STORED RECORDS
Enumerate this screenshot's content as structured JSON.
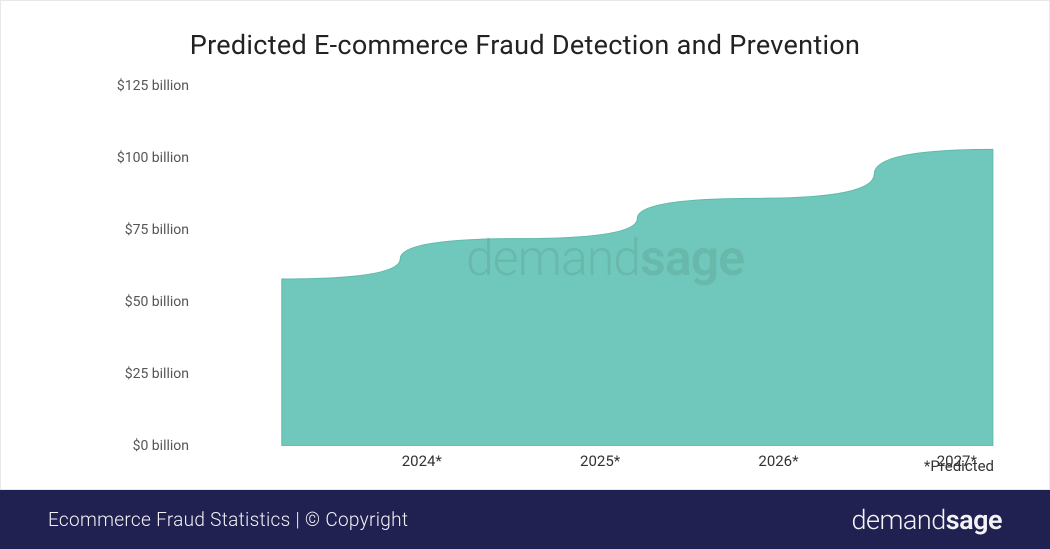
{
  "chart": {
    "type": "area",
    "title": "Predicted E-commerce Fraud Detection and Prevention",
    "title_fontsize": 27,
    "title_color": "#222222",
    "background_color": "#ffffff",
    "border_color": "#e8e8e8",
    "area_fill_color": "#6fc8bb",
    "area_fill_opacity": 1.0,
    "area_stroke_color": "#5fb8ab",
    "area_stroke_width": 1,
    "y_axis": {
      "min": 0,
      "max": 125,
      "tick_step": 25,
      "ticks": [
        {
          "value": 0,
          "label": "$0 billion"
        },
        {
          "value": 25,
          "label": "$25 billion"
        },
        {
          "value": 50,
          "label": "$50 billion"
        },
        {
          "value": 75,
          "label": "$75 billion"
        },
        {
          "value": 100,
          "label": "$100 billion"
        },
        {
          "value": 125,
          "label": "$125 billion"
        }
      ],
      "label_fontsize": 14,
      "label_color": "#555555"
    },
    "x_axis": {
      "categories": [
        "2024*",
        "2025*",
        "2026*",
        "2027*"
      ],
      "label_fontsize": 15,
      "label_color": "#333333"
    },
    "values": [
      58,
      72,
      86,
      103
    ],
    "note": "*Predicted",
    "note_fontsize": 15,
    "watermark": {
      "text_light": "demand",
      "text_bold": "sage",
      "opacity": 0.1,
      "fontsize": 50
    }
  },
  "footer": {
    "background_color": "#202151",
    "text_color": "#ffffff",
    "text": "Ecommerce Fraud Statistics  | © Copyright",
    "text_fontsize": 19,
    "logo_light": "demand",
    "logo_bold": "sage",
    "logo_fontsize": 27
  }
}
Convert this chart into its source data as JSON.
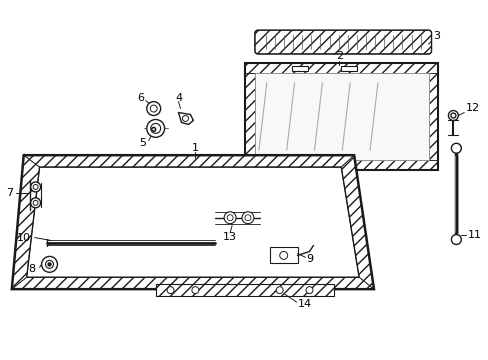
{
  "bg_color": "#ffffff",
  "fg_color": "#000000",
  "fig_width": 4.89,
  "fig_height": 3.6,
  "dpi": 100,
  "font_size": 8,
  "line_color": "#1a1a1a"
}
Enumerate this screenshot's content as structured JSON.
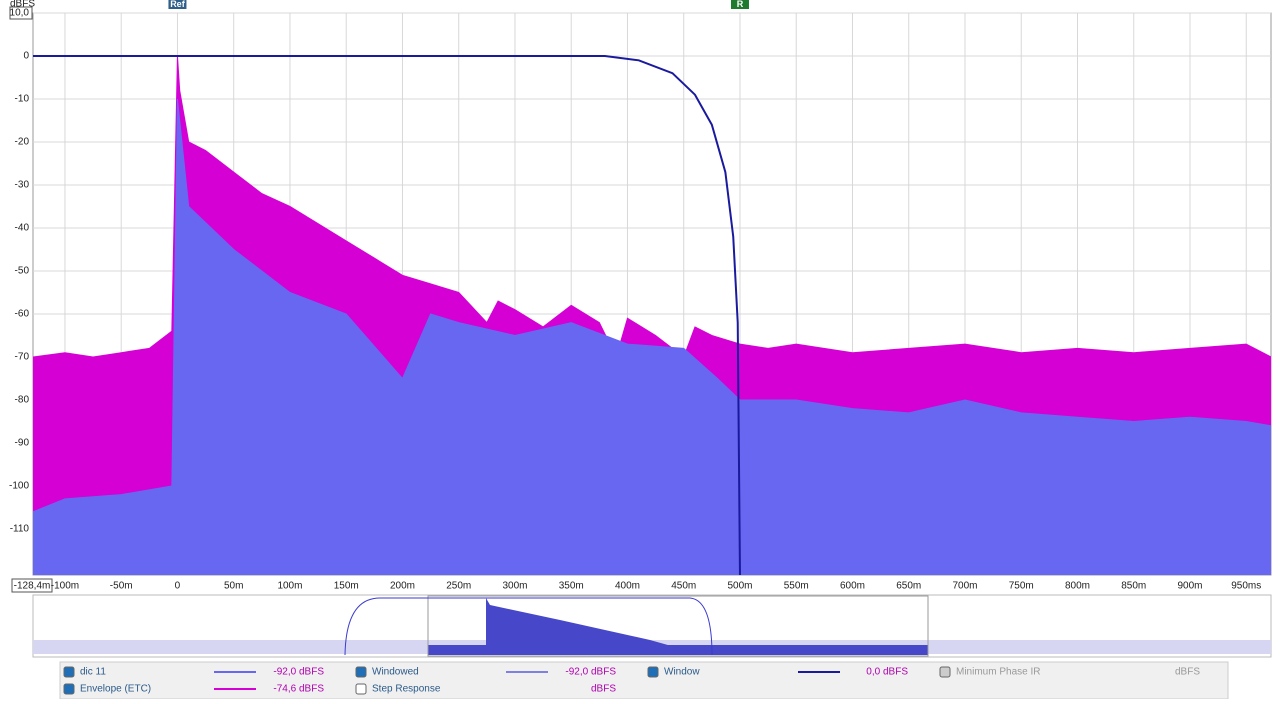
{
  "chart_data": {
    "type": "area",
    "y_unit": "dBFS",
    "xlim": [
      -128.4,
      972
    ],
    "ylim": [
      -120.7,
      10
    ],
    "xticks": [
      {
        "value": -128.4,
        "label": "-128,4m"
      },
      {
        "value": -100,
        "label": "-100m"
      },
      {
        "value": -50,
        "label": "-50m"
      },
      0,
      {
        "value": 50,
        "label": "50m"
      },
      {
        "value": 100,
        "label": "100m"
      },
      {
        "value": 150,
        "label": "150m"
      },
      {
        "value": 200,
        "label": "200m"
      },
      {
        "value": 250,
        "label": "250m"
      },
      {
        "value": 300,
        "label": "300m"
      },
      {
        "value": 350,
        "label": "350m"
      },
      {
        "value": 400,
        "label": "400m"
      },
      {
        "value": 450,
        "label": "450m"
      },
      {
        "value": 500,
        "label": "500m"
      },
      {
        "value": 550,
        "label": "550m"
      },
      {
        "value": 600,
        "label": "600m"
      },
      {
        "value": 650,
        "label": "650m"
      },
      {
        "value": 700,
        "label": "700m"
      },
      {
        "value": 750,
        "label": "750m"
      },
      {
        "value": 800,
        "label": "800m"
      },
      {
        "value": 850,
        "label": "850m"
      },
      {
        "value": 900,
        "label": "900m"
      },
      {
        "value": 950,
        "label": "950ms"
      }
    ],
    "yticks": [
      {
        "value": 10,
        "label": "10,0"
      },
      0,
      -10,
      -20,
      -30,
      -40,
      -50,
      -60,
      -70,
      -80,
      -90,
      -100,
      -110
    ],
    "grid": true,
    "markers": [
      {
        "label": "Ref",
        "x": 0,
        "color": "#2f5f8a"
      },
      {
        "label": "R",
        "x": 500,
        "color": "#1f7a2f"
      }
    ],
    "series": [
      {
        "name": "Envelope (ETC)",
        "color": "#d400d4",
        "readout": "-74,6 dBFS",
        "x": [
          -128.4,
          -100,
          -75,
          -50,
          -25,
          -5,
          0,
          2,
          10,
          25,
          50,
          75,
          100,
          125,
          150,
          175,
          200,
          225,
          250,
          275,
          285,
          300,
          325,
          350,
          375,
          390,
          400,
          425,
          450,
          460,
          475,
          500,
          525,
          550,
          600,
          650,
          700,
          750,
          800,
          850,
          900,
          950,
          972
        ],
        "values": [
          -70,
          -69,
          -70,
          -69,
          -68,
          -64,
          0,
          -8,
          -20,
          -22,
          -27,
          -32,
          -35,
          -39,
          -43,
          -47,
          -51,
          -53,
          -55,
          -62,
          -57,
          -59,
          -63,
          -58,
          -62,
          -70,
          -61,
          -65,
          -70,
          -63,
          -65,
          -67,
          -68,
          -67,
          -69,
          -68,
          -67,
          -69,
          -68,
          -69,
          -68,
          -67,
          -70
        ]
      },
      {
        "name": "dic 11",
        "color": "#6767f2",
        "readout": "-92,0 dBFS",
        "x": [
          -128.4,
          -100,
          -50,
          -5,
          0,
          10,
          50,
          100,
          150,
          200,
          225,
          250,
          300,
          350,
          400,
          450,
          480,
          500,
          550,
          600,
          650,
          700,
          750,
          800,
          850,
          900,
          950,
          972
        ],
        "values": [
          -106,
          -103,
          -102,
          -100,
          -10,
          -35,
          -45,
          -55,
          -60,
          -75,
          -60,
          -62,
          -65,
          -62,
          -67,
          -68,
          -75,
          -80,
          -80,
          -82,
          -83,
          -80,
          -83,
          -84,
          -85,
          -84,
          -85,
          -86
        ]
      },
      {
        "name": "Window",
        "color": "#1a1a9e",
        "readout": "0,0 dBFS",
        "line": true,
        "x": [
          -128.4,
          380,
          410,
          440,
          460,
          475,
          487,
          494,
          498,
          500
        ],
        "values": [
          0,
          0,
          -1,
          -4,
          -9,
          -16,
          -27,
          -42,
          -62,
          -120.7
        ]
      }
    ],
    "legend_extra": [
      {
        "name": "Windowed",
        "readout": "-92,0 dBFS"
      },
      {
        "name": "Minimum Phase IR",
        "readout": "dBFS"
      },
      {
        "name": "Step Response",
        "readout": "dBFS"
      }
    ]
  }
}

WHAT TO WORK ON
Leave out the pictures and print each record exactly as it stands.

RESULT BELOW
Enumerate this screenshot's content as structured JSON.
{
  "chart": {
    "type": "area",
    "title": "Predicted E-commerce Fraud Detection and Prevention",
    "title_fontsize": 27,
    "title_color": "#222222",
    "background_color": "#ffffff",
    "border_color": "#e8e8e8",
    "area_fill_color": "#6fc8bb",
    "area_fill_opacity": 1.0,
    "area_stroke_color": "#5fb8ab",
    "area_stroke_width": 1,
    "y_axis": {
      "min": 0,
      "max": 125,
      "tick_step": 25,
      "ticks": [
        {
          "value": 0,
          "label": "$0 billion"
        },
        {
          "value": 25,
          "label": "$25 billion"
        },
        {
          "value": 50,
          "label": "$50 billion"
        },
        {
          "value": 75,
          "label": "$75 billion"
        },
        {
          "value": 100,
          "label": "$100 billion"
        },
        {
          "value": 125,
          "label": "$125 billion"
        }
      ],
      "label_fontsize": 14,
      "label_color": "#555555"
    },
    "x_axis": {
      "categories": [
        "2024*",
        "2025*",
        "2026*",
        "2027*"
      ],
      "label_fontsize": 15,
      "label_color": "#333333"
    },
    "values": [
      58,
      72,
      86,
      103
    ],
    "note": "*Predicted",
    "note_fontsize": 15,
    "watermark": {
      "text_light": "demand",
      "text_bold": "sage",
      "opacity": 0.1,
      "fontsize": 50
    }
  },
  "footer": {
    "background_color": "#202151",
    "text_color": "#ffffff",
    "text": "Ecommerce Fraud Statistics  | © Copyright",
    "text_fontsize": 19,
    "logo_light": "demand",
    "logo_bold": "sage",
    "logo_fontsize": 27
  }
}
Convert this chart into its source data as JSON.
{
  "bg_color": "#ffffff",
  "fg_color": "#000000",
  "fig_width": 4.89,
  "fig_height": 3.6,
  "dpi": 100,
  "font_size": 8,
  "line_color": "#1a1a1a"
}
Enumerate this screenshot's content as structured JSON.
{
  "chart_data": {
    "type": "area",
    "y_unit": "dBFS",
    "xlim": [
      -128.4,
      972
    ],
    "ylim": [
      -120.7,
      10
    ],
    "xticks": [
      {
        "value": -128.4,
        "label": "-128,4m"
      },
      {
        "value": -100,
        "label": "-100m"
      },
      {
        "value": -50,
        "label": "-50m"
      },
      0,
      {
        "value": 50,
        "label": "50m"
      },
      {
        "value": 100,
        "label": "100m"
      },
      {
        "value": 150,
        "label": "150m"
      },
      {
        "value": 200,
        "label": "200m"
      },
      {
        "value": 250,
        "label": "250m"
      },
      {
        "value": 300,
        "label": "300m"
      },
      {
        "value": 350,
        "label": "350m"
      },
      {
        "value": 400,
        "label": "400m"
      },
      {
        "value": 450,
        "label": "450m"
      },
      {
        "value": 500,
        "label": "500m"
      },
      {
        "value": 550,
        "label": "550m"
      },
      {
        "value": 600,
        "label": "600m"
      },
      {
        "value": 650,
        "label": "650m"
      },
      {
        "value": 700,
        "label": "700m"
      },
      {
        "value": 750,
        "label": "750m"
      },
      {
        "value": 800,
        "label": "800m"
      },
      {
        "value": 850,
        "label": "850m"
      },
      {
        "value": 900,
        "label": "900m"
      },
      {
        "value": 950,
        "label": "950ms"
      }
    ],
    "yticks": [
      {
        "value": 10,
        "label": "10,0"
      },
      0,
      -10,
      -20,
      -30,
      -40,
      -50,
      -60,
      -70,
      -80,
      -90,
      -100,
      -110
    ],
    "grid": true,
    "markers": [
      {
        "label": "Ref",
        "x": 0,
        "color": "#2f5f8a"
      },
      {
        "label": "R",
        "x": 500,
        "color": "#1f7a2f"
      }
    ],
    "series": [
      {
        "name": "Envelope (ETC)",
        "color": "#d400d4",
        "readout": "-74,6 dBFS",
        "x": [
          -128.4,
          -100,
          -75,
          -50,
          -25,
          -5,
          0,
          2,
          10,
          25,
          50,
          75,
          100,
          125,
          150,
          175,
          200,
          225,
          250,
          275,
          285,
          300,
          325,
          350,
          375,
          390,
          400,
          425,
          450,
          460,
          475,
          500,
          525,
          550,
          600,
          650,
          700,
          750,
          800,
          850,
          900,
          950,
          972
        ],
        "values": [
          -70,
          -69,
          -70,
          -69,
          -68,
          -64,
          0,
          -8,
          -20,
          -22,
          -27,
          -32,
          -35,
          -39,
          -43,
          -47,
          -51,
          -53,
          -55,
          -62,
          -57,
          -59,
          -63,
          -58,
          -62,
          -70,
          -61,
          -65,
          -70,
          -63,
          -65,
          -67,
          -68,
          -67,
          -69,
          -68,
          -67,
          -69,
          -68,
          -69,
          -68,
          -67,
          -70
        ]
      },
      {
        "name": "dic 11",
        "color": "#6767f2",
        "readout": "-92,0 dBFS",
        "x": [
          -128.4,
          -100,
          -50,
          -5,
          0,
          10,
          50,
          100,
          150,
          200,
          225,
          250,
          300,
          350,
          400,
          450,
          480,
          500,
          550,
          600,
          650,
          700,
          750,
          800,
          850,
          900,
          950,
          972
        ],
        "values": [
          -106,
          -103,
          -102,
          -100,
          -10,
          -35,
          -45,
          -55,
          -60,
          -75,
          -60,
          -62,
          -65,
          -62,
          -67,
          -68,
          -75,
          -80,
          -80,
          -82,
          -83,
          -80,
          -83,
          -84,
          -85,
          -84,
          -85,
          -86
        ]
      },
      {
        "name": "Window",
        "color": "#1a1a9e",
        "readout": "0,0 dBFS",
        "line": true,
        "x": [
          -128.4,
          380,
          410,
          440,
          460,
          475,
          487,
          494,
          498,
          500
        ],
        "values": [
          0,
          0,
          -1,
          -4,
          -9,
          -16,
          -27,
          -42,
          -62,
          -120.7
        ]
      }
    ],
    "legend_extra": [
      {
        "name": "Windowed",
        "readout": "-92,0 dBFS"
      },
      {
        "name": "Minimum Phase IR",
        "readout": "dBFS"
      },
      {
        "name": "Step Response",
        "readout": "dBFS"
      }
    ]
  }
}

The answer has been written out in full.